══ Data section ══

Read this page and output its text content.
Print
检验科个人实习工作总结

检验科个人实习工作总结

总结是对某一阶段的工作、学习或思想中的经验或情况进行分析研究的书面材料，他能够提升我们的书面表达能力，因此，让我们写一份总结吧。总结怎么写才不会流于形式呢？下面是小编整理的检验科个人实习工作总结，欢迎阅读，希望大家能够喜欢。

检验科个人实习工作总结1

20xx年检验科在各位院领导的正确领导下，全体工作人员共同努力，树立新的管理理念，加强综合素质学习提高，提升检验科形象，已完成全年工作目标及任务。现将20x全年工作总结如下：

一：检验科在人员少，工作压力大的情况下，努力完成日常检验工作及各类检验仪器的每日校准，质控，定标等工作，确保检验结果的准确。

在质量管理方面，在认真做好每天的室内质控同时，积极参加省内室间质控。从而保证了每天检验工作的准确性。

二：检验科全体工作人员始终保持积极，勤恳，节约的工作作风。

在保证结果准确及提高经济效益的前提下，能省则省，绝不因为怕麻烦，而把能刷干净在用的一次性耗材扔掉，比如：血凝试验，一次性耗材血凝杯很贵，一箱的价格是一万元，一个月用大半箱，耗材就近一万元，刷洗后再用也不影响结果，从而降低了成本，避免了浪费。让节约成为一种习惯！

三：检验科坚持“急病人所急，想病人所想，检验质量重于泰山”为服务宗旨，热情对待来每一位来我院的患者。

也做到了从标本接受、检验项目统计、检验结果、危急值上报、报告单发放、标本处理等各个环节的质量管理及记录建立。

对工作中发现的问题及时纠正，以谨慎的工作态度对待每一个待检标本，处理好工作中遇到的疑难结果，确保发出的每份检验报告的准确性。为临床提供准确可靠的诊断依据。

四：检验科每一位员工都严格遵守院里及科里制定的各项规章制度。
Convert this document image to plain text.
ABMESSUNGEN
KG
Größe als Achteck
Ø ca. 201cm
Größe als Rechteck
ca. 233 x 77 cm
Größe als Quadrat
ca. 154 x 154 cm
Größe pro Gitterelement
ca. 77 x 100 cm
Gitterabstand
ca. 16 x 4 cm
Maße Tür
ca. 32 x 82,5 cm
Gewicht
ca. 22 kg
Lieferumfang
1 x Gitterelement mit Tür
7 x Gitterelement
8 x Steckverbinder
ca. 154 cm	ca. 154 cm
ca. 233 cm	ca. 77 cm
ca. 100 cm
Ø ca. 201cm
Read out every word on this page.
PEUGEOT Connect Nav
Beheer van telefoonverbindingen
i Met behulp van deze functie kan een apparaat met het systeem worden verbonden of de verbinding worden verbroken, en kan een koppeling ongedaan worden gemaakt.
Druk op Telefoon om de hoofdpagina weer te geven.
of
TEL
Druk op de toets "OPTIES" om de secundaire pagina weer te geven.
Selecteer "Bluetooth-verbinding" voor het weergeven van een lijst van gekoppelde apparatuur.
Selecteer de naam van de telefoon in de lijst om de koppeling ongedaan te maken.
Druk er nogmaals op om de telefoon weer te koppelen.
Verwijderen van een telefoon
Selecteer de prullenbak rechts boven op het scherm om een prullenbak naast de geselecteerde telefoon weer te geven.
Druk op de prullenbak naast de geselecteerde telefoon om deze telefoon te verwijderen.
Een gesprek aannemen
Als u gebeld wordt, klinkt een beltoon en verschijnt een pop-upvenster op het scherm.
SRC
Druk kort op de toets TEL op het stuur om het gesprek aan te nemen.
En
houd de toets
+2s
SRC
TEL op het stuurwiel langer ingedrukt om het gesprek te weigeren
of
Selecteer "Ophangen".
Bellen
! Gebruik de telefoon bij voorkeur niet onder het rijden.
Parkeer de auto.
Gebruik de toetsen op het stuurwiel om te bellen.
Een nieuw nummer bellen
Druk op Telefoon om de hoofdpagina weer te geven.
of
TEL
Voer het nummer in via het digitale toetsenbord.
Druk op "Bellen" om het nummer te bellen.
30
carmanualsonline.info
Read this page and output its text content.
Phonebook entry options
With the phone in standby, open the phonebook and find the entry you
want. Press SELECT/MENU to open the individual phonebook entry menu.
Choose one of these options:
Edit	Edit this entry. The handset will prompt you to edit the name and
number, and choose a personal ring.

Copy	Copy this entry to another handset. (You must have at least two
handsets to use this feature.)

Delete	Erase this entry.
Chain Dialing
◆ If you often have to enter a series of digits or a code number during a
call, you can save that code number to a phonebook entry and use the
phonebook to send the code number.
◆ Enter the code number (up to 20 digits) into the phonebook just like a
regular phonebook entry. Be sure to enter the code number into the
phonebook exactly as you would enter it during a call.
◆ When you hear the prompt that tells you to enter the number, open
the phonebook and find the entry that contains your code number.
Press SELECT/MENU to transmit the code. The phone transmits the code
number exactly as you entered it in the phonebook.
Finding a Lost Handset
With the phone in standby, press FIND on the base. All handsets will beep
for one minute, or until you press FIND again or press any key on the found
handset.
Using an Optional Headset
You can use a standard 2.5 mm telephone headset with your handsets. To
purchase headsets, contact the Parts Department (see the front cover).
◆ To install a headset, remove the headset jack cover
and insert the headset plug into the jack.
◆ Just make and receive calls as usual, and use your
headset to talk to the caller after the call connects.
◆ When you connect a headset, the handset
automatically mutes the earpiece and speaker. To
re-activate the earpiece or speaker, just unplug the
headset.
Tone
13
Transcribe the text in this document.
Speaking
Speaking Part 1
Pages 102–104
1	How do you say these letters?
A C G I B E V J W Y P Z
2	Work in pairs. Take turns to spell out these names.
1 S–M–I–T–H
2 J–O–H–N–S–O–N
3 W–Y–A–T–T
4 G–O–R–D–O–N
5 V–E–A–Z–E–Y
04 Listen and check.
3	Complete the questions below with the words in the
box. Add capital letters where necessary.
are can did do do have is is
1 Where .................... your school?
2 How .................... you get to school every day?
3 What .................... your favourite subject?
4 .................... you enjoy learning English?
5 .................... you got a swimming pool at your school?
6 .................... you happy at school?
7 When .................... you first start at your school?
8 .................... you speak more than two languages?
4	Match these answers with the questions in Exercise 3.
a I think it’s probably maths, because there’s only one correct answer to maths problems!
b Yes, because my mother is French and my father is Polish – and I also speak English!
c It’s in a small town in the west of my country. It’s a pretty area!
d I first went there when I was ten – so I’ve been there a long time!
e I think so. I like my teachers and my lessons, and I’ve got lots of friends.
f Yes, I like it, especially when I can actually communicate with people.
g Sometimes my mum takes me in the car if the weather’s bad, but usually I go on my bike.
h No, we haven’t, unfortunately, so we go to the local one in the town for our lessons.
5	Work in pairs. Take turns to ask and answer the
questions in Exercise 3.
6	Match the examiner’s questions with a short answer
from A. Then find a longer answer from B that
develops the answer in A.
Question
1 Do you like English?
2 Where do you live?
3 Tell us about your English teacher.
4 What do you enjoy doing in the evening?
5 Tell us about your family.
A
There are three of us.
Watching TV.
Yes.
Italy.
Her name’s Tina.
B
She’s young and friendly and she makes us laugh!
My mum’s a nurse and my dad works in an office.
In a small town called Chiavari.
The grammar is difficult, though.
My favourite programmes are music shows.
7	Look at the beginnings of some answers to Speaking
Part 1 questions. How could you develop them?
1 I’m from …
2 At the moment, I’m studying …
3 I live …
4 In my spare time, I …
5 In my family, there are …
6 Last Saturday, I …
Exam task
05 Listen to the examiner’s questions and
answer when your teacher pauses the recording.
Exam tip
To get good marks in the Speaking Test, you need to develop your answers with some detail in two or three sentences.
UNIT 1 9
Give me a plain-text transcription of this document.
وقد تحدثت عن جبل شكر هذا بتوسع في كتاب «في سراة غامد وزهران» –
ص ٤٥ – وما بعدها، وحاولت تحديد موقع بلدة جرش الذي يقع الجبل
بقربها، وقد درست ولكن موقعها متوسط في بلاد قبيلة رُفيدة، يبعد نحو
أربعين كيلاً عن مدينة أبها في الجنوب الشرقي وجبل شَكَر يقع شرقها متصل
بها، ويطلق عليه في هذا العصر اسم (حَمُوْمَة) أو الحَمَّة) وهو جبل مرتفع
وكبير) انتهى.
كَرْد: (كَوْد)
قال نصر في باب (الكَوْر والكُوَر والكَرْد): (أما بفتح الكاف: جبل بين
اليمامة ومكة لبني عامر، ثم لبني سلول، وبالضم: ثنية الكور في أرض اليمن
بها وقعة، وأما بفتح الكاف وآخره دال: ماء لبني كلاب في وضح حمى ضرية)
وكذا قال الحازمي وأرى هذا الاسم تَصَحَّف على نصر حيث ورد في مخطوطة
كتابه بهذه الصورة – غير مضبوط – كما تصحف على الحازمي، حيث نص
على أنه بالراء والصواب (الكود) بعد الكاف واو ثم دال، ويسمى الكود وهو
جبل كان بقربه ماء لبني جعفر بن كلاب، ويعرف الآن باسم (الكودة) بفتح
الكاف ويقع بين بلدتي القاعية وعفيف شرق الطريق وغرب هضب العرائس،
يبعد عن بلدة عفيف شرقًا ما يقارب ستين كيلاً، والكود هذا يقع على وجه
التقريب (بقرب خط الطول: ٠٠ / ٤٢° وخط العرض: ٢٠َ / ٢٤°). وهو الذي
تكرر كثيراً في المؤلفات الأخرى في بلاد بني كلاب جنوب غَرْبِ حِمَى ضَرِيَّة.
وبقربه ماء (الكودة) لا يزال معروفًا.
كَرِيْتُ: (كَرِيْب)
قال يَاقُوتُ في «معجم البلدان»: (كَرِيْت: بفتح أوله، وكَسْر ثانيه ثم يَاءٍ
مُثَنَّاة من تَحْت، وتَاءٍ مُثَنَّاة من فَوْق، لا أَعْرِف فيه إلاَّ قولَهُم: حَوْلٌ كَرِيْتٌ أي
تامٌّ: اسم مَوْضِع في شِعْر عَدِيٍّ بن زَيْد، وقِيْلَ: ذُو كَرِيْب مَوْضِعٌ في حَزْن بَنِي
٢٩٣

═══

:: Problem ::
Where a line above holds the string "first", show that line.

:: The result ::
7 When .................... you first start at your school?
d I first went there when I was ten – so I’ve been there a long time!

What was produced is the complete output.